_Input_.

>>>

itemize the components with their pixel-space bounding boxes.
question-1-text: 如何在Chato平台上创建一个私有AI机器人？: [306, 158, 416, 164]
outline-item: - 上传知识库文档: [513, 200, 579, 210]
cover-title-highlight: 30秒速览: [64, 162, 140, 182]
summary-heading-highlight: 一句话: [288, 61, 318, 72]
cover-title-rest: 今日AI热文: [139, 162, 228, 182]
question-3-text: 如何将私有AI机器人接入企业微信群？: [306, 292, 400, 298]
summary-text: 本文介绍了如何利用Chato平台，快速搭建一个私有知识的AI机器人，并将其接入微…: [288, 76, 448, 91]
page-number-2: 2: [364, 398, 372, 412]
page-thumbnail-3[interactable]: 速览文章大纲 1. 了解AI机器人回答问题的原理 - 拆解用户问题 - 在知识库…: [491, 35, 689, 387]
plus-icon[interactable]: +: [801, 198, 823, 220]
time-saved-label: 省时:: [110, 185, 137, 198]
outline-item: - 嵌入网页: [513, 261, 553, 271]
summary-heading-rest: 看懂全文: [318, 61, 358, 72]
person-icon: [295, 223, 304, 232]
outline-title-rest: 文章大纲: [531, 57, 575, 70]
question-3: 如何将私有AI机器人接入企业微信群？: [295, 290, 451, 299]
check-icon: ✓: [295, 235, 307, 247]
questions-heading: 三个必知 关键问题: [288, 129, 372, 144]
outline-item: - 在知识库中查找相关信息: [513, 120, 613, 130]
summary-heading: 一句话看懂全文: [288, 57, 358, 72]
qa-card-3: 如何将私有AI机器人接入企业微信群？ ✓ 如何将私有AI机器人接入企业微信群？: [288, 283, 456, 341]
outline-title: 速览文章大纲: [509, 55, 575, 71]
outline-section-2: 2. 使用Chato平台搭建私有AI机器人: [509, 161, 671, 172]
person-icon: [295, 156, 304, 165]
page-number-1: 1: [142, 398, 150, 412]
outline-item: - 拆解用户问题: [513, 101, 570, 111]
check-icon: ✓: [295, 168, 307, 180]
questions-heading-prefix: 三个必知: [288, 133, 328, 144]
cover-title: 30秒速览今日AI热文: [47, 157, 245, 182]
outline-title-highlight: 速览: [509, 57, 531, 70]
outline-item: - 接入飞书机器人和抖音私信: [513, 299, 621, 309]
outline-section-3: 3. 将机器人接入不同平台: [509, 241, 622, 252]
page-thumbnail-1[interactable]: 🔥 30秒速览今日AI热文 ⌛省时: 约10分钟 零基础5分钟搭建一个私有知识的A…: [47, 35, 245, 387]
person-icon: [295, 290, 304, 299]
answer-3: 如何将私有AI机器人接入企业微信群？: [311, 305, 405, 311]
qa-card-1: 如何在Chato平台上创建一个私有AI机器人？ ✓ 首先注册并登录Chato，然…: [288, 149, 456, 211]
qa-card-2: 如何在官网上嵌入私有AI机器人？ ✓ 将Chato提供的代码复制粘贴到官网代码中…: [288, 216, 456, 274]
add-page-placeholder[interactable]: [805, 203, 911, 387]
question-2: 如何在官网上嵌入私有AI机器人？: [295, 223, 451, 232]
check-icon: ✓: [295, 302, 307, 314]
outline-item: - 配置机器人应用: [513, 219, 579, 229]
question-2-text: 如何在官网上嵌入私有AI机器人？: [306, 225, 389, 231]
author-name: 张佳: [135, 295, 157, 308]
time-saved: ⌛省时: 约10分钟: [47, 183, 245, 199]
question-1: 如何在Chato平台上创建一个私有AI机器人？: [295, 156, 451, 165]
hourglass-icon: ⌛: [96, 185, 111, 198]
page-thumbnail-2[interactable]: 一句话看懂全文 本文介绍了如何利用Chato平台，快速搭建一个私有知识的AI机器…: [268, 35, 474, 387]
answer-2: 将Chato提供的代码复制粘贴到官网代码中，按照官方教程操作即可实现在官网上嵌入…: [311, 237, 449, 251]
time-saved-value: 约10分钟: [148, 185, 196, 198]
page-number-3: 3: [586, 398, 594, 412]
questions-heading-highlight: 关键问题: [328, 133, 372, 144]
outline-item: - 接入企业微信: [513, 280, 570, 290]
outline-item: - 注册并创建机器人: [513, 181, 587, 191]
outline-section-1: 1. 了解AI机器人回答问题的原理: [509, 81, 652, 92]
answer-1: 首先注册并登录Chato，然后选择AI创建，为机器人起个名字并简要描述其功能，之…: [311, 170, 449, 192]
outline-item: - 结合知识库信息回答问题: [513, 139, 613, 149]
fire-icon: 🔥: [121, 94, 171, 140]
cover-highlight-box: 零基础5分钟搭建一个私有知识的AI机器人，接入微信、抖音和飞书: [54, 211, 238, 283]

<<<

_To be done_. Revise the material from its first line through the line containing "outline-item: - 在知识库中查找相关信息: [513, 120, 613, 130]", inclusive, replacing "person-icon" with "user-icon" and leaving everything else unchanged. Return only those lines.

_Answer to this exercise_.
itemize the components with their pixel-space bounding boxes.
question-1-text: 如何在Chato平台上创建一个私有AI机器人？: [306, 158, 416, 164]
outline-item: - 上传知识库文档: [513, 200, 579, 210]
cover-title-highlight: 30秒速览: [64, 162, 140, 182]
summary-heading-highlight: 一句话: [288, 61, 318, 72]
cover-title-rest: 今日AI热文: [139, 162, 228, 182]
question-3-text: 如何将私有AI机器人接入企业微信群？: [306, 292, 400, 298]
summary-text: 本文介绍了如何利用Chato平台，快速搭建一个私有知识的AI机器人，并将其接入微…: [288, 76, 448, 91]
page-number-2: 2: [364, 398, 372, 412]
page-thumbnail-3[interactable]: 速览文章大纲 1. 了解AI机器人回答问题的原理 - 拆解用户问题 - 在知识库…: [491, 35, 689, 387]
plus-icon[interactable]: +: [801, 198, 823, 220]
time-saved-label: 省时:: [110, 185, 137, 198]
outline-item: - 嵌入网页: [513, 261, 553, 271]
summary-heading-rest: 看懂全文: [318, 61, 358, 72]
user-icon: [295, 223, 304, 232]
outline-title-rest: 文章大纲: [531, 57, 575, 70]
question-3: 如何将私有AI机器人接入企业微信群？: [295, 290, 451, 299]
check-icon: ✓: [295, 235, 307, 247]
questions-heading: 三个必知 关键问题: [288, 129, 372, 144]
outline-item: - 在知识库中查找相关信息: [513, 120, 613, 130]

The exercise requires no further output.